» **Goal of the exercise**: All material below is to be reproduced exactly.
— start Supplied material —
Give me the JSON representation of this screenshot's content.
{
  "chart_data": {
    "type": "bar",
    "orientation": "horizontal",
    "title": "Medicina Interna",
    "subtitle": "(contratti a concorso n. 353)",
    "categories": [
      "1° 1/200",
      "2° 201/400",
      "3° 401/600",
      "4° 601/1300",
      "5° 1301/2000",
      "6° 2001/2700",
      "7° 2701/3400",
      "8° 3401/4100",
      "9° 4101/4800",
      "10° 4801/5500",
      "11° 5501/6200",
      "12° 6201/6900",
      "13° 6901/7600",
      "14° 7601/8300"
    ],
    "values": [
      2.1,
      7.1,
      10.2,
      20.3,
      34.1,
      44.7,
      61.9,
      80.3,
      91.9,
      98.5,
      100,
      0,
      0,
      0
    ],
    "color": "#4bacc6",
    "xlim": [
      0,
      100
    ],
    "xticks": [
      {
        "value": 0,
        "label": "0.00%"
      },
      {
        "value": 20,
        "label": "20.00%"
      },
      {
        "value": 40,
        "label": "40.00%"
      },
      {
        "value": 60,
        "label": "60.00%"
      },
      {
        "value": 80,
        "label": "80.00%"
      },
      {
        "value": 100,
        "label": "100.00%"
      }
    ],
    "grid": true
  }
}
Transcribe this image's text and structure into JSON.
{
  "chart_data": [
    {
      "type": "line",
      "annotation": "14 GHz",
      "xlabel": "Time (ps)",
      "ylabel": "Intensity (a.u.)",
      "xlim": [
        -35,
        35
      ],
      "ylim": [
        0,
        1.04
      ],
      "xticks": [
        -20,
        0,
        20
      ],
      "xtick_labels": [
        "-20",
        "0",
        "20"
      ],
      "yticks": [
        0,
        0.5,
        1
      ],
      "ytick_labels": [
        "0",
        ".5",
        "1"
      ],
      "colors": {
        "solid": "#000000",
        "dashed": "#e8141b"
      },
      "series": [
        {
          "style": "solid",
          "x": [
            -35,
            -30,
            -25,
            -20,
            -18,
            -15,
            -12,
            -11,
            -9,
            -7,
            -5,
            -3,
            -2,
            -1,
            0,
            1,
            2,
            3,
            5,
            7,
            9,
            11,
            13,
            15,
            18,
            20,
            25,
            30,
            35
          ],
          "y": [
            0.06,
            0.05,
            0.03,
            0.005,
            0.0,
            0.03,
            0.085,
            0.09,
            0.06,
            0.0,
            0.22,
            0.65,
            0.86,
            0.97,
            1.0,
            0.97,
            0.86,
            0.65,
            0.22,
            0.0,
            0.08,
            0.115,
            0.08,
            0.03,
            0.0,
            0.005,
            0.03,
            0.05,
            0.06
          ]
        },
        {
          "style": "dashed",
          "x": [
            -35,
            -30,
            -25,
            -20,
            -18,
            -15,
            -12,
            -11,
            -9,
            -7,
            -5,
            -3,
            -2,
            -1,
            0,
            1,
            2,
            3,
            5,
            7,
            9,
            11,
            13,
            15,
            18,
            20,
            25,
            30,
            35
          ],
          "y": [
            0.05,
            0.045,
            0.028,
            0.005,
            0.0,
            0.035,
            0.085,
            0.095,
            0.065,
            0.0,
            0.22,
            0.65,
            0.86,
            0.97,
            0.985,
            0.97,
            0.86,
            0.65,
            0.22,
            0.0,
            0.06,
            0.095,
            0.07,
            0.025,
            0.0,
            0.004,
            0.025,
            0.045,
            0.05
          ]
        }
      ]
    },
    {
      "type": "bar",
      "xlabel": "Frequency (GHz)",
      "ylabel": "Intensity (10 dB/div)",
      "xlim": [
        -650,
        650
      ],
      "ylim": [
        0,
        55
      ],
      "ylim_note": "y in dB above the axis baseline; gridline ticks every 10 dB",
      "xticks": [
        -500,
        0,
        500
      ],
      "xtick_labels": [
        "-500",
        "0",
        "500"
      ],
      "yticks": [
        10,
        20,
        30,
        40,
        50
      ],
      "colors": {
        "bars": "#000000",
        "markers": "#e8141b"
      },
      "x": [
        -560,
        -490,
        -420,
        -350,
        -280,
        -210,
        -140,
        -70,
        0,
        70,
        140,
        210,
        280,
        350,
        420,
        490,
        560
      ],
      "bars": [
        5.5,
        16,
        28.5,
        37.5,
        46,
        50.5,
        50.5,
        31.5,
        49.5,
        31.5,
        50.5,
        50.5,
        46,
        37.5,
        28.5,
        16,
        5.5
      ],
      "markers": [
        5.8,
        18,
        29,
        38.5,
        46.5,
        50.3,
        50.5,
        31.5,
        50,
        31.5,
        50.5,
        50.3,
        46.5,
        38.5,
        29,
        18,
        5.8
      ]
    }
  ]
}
— end Supplied material —
» **The response**:
Give me the JSON representation of this screenshot's content.
{
  "chart_data": {
    "type": "bar",
    "orientation": "horizontal",
    "title": "Medicina Interna",
    "subtitle": "(contratti a concorso n. 353)",
    "categories": [
      "1° 1/200",
      "2° 201/400",
      "3° 401/600",
      "4° 601/1300",
      "5° 1301/2000",
      "6° 2001/2700",
      "7° 2701/3400",
      "8° 3401/4100",
      "9° 4101/4800",
      "10° 4801/5500",
      "11° 5501/6200",
      "12° 6201/6900",
      "13° 6901/7600",
      "14° 7601/8300"
    ],
    "values": [
      2.1,
      7.1,
      10.2,
      20.3,
      34.1,
      44.7,
      61.9,
      80.3,
      91.9,
      98.5,
      100,
      0,
      0,
      0
    ],
    "color": "#4bacc6",
    "xlim": [
      0,
      100
    ],
    "xticks": [
      {
        "value": 0,
        "label": "0.00%"
      },
      {
        "value": 20,
        "label": "20.00%"
      },
      {
        "value": 40,
        "label": "40.00%"
      },
      {
        "value": 60,
        "label": "60.00%"
      },
      {
        "value": 80,
        "label": "80.00%"
      },
      {
        "value": 100,
        "label": "100.00%"
      }
    ],
    "grid": true
  }
}
Transcribe this image's text and structure into JSON.
{
  "chart_data": [
    {
      "type": "line",
      "annotation": "14 GHz",
      "xlabel": "Time (ps)",
      "ylabel": "Intensity (a.u.)",
      "xlim": [
        -35,
        35
      ],
      "ylim": [
        0,
        1.04
      ],
      "xticks": [
        -20,
        0,
        20
      ],
      "xtick_labels": [
        "-20",
        "0",
        "20"
      ],
      "yticks": [
        0,
        0.5,
        1
      ],
      "ytick_labels": [
        "0",
        ".5",
        "1"
      ],
      "colors": {
        "solid": "#000000",
        "dashed": "#e8141b"
      },
      "series": [
        {
          "style": "solid",
          "x": [
            -35,
            -30,
            -25,
            -20,
            -18,
            -15,
            -12,
            -11,
            -9,
            -7,
            -5,
            -3,
            -2,
            -1,
            0,
            1,
            2,
            3,
            5,
            7,
            9,
            11,
            13,
            15,
            18,
            20,
            25,
            30,
            35
          ],
          "y": [
            0.06,
            0.05,
            0.03,
            0.005,
            0.0,
            0.03,
            0.085,
            0.09,
            0.06,
            0.0,
            0.22,
            0.65,
            0.86,
            0.97,
            1.0,
            0.97,
            0.86,
            0.65,
            0.22,
            0.0,
            0.08,
            0.115,
            0.08,
            0.03,
            0.0,
            0.005,
            0.03,
            0.05,
            0.06
          ]
        },
        {
          "style": "dashed",
          "x": [
            -35,
            -30,
            -25,
            -20,
            -18,
            -15,
            -12,
            -11,
            -9,
            -7,
            -5,
            -3,
            -2,
            -1,
            0,
            1,
            2,
            3,
            5,
            7,
            9,
            11,
            13,
            15,
            18,
            20,
            25,
            30,
            35
          ],
          "y": [
            0.05,
            0.045,
            0.028,
            0.005,
            0.0,
            0.035,
            0.085,
            0.095,
            0.065,
            0.0,
            0.22,
            0.65,
            0.86,
            0.97,
            0.985,
            0.97,
            0.86,
            0.65,
            0.22,
            0.0,
            0.06,
            0.095,
            0.07,
            0.025,
            0.0,
            0.004,
            0.025,
            0.045,
            0.05
          ]
        }
      ]
    },
    {
      "type": "bar",
      "xlabel": "Frequency (GHz)",
      "ylabel": "Intensity (10 dB/div)",
      "xlim": [
        -650,
        650
      ],
      "ylim": [
        0,
        55
      ],
      "ylim_note": "y in dB above the axis baseline; gridline ticks every 10 dB",
      "xticks": [
        -500,
        0,
        500
      ],
      "xtick_labels": [
        "-500",
        "0",
        "500"
      ],
      "yticks": [
        10,
        20,
        30,
        40,
        50
      ],
      "colors": {
        "bars": "#000000",
        "markers": "#e8141b"
      },
      "x": [
        -560,
        -490,
        -420,
        -350,
        -280,
        -210,
        -140,
        -70,
        0,
        70,
        140,
        210,
        280,
        350,
        420,
        490,
        560
      ],
      "bars": [
        5.5,
        16,
        28.5,
        37.5,
        46,
        50.5,
        50.5,
        31.5,
        49.5,
        31.5,
        50.5,
        50.5,
        46,
        37.5,
        28.5,
        16,
        5.5
      ],
      "markers": [
        5.8,
        18,
        29,
        38.5,
        46.5,
        50.3,
        50.5,
        31.5,
        50,
        31.5,
        50.5,
        50.3,
        46.5,
        38.5,
        29,
        18,
        5.8
      ]
    }
  ]
}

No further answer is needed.